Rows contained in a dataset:
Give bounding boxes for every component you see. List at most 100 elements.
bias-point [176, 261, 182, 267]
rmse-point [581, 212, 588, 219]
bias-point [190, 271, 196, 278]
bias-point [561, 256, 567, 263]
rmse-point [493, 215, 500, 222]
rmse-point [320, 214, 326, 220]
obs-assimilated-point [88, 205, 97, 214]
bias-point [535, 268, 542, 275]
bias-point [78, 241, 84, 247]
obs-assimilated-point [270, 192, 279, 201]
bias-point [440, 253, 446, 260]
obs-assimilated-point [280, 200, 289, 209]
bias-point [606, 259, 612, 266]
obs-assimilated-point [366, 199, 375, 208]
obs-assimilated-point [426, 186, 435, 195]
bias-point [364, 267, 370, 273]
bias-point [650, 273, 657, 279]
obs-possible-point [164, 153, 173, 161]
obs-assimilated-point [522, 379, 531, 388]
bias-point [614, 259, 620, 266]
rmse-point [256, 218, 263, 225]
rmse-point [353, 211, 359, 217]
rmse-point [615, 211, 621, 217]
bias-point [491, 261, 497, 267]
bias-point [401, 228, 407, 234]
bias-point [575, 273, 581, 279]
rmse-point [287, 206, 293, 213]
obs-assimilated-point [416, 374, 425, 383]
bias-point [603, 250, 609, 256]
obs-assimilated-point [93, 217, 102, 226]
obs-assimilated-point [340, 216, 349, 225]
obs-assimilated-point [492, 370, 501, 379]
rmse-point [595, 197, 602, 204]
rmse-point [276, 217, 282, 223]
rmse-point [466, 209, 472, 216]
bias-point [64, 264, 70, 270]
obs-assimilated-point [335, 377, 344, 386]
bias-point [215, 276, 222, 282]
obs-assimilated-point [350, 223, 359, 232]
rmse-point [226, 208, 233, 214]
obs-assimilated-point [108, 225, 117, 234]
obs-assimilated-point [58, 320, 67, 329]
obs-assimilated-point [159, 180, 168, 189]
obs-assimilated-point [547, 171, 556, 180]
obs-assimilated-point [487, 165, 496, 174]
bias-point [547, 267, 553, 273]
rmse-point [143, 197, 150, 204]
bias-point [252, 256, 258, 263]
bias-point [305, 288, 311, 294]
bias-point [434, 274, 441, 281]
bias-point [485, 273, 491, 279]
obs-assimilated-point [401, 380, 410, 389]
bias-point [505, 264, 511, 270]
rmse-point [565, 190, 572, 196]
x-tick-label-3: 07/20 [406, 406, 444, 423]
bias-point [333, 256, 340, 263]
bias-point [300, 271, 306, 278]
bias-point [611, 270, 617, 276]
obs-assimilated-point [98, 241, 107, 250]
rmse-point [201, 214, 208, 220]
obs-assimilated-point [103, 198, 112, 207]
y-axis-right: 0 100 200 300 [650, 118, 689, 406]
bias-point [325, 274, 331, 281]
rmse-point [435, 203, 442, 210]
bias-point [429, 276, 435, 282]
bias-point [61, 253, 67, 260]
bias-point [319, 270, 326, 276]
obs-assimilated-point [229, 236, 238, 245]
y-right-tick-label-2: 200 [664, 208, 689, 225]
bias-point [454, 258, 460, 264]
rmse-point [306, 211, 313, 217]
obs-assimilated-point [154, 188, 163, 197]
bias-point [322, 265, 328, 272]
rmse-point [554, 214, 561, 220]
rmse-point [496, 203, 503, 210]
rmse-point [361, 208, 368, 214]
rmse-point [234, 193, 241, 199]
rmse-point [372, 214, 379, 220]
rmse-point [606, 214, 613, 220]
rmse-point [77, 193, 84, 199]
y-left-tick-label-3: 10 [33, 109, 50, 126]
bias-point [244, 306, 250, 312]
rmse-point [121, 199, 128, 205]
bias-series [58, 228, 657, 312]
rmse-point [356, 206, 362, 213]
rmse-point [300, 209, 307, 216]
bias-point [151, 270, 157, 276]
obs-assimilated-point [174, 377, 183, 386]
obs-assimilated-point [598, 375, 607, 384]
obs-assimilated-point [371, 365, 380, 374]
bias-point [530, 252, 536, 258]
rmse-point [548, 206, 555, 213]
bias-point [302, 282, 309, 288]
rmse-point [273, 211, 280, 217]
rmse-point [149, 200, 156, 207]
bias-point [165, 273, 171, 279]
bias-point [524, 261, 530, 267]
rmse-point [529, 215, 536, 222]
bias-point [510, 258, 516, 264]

* _What needs to be done_
Copy out the rows word for word, from the first line up to and including the line with "bias-point [614, 259, 620, 266]".

* _Complete answer_
Give bounding boxes for every component you see. List at most 100 elements.
bias-point [176, 261, 182, 267]
rmse-point [581, 212, 588, 219]
bias-point [190, 271, 196, 278]
bias-point [561, 256, 567, 263]
rmse-point [493, 215, 500, 222]
rmse-point [320, 214, 326, 220]
obs-assimilated-point [88, 205, 97, 214]
bias-point [535, 268, 542, 275]
bias-point [78, 241, 84, 247]
obs-assimilated-point [270, 192, 279, 201]
bias-point [440, 253, 446, 260]
obs-assimilated-point [280, 200, 289, 209]
bias-point [606, 259, 612, 266]
obs-assimilated-point [366, 199, 375, 208]
obs-assimilated-point [426, 186, 435, 195]
bias-point [364, 267, 370, 273]
bias-point [650, 273, 657, 279]
obs-possible-point [164, 153, 173, 161]
obs-assimilated-point [522, 379, 531, 388]
bias-point [614, 259, 620, 266]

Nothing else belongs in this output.